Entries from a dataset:
-*-*-

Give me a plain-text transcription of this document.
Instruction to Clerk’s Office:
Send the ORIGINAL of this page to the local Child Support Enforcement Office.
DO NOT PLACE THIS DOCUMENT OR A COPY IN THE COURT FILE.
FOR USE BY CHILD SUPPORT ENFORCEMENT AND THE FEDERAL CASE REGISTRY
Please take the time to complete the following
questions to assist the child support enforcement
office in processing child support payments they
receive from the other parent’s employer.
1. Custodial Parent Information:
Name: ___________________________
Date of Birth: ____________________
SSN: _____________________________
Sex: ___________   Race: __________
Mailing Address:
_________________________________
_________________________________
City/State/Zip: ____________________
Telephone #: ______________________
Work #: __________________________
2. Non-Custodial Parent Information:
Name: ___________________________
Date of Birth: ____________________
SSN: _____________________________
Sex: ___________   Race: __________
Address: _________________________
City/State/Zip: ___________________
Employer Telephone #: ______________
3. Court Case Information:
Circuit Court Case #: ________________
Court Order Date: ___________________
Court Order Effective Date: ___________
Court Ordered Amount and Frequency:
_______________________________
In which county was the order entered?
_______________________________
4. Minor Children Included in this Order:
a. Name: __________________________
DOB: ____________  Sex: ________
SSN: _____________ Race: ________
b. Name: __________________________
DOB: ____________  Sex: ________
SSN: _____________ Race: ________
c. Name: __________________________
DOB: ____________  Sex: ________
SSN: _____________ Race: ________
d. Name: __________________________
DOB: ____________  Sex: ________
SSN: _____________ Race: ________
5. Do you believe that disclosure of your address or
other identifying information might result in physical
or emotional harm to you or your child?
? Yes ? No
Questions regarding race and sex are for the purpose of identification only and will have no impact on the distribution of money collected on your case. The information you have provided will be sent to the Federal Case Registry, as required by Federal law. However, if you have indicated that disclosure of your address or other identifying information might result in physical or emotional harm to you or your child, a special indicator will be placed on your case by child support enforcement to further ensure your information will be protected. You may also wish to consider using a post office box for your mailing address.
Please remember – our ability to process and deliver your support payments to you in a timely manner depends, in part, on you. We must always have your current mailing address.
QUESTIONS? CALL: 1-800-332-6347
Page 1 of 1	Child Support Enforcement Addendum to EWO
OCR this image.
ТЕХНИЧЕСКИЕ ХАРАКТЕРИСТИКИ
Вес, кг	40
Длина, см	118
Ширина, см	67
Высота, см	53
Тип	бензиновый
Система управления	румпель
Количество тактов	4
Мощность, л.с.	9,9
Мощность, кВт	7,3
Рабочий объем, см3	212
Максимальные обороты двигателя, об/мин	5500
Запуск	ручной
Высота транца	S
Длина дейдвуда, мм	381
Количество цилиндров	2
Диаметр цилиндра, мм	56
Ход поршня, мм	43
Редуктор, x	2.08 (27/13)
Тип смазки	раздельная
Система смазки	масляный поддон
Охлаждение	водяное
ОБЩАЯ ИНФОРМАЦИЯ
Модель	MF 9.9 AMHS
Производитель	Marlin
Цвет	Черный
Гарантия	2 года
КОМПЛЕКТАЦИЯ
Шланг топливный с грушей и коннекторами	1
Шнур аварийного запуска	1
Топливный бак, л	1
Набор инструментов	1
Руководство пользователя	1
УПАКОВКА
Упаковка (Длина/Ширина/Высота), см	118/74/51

-*-*-

- _Work to do_: Quote exactly the line containing "OCR this image." and every later line through the end of the listing, and no other lines.

- _Finished exercise_:
OCR this image.
ТЕХНИЧЕСКИЕ ХАРАКТЕРИСТИКИ
Вес, кг	40
Длина, см	118
Ширина, см	67
Высота, см	53
Тип	бензиновый
Система управления	румпель
Количество тактов	4
Мощность, л.с.	9,9
Мощность, кВт	7,3
Рабочий объем, см3	212
Максимальные обороты двигателя, об/мин	5500
Запуск	ручной
Высота транца	S
Длина дейдвуда, мм	381
Количество цилиндров	2
Диаметр цилиндра, мм	56
Ход поршня, мм	43
Редуктор, x	2.08 (27/13)
Тип смазки	раздельная
Система смазки	масляный поддон
Охлаждение	водяное
ОБЩАЯ ИНФОРМАЦИЯ
Модель	MF 9.9 AMHS
Производитель	Marlin
Цвет	Черный
Гарантия	2 года
КОМПЛЕКТАЦИЯ
Шланг топливный с грушей и коннекторами	1
Шнур аварийного запуска	1
Топливный бак, л	1
Набор инструментов	1
Руководство пользователя	1
УПАКОВКА
Упаковка (Длина/Ширина/Высота), см	118/74/51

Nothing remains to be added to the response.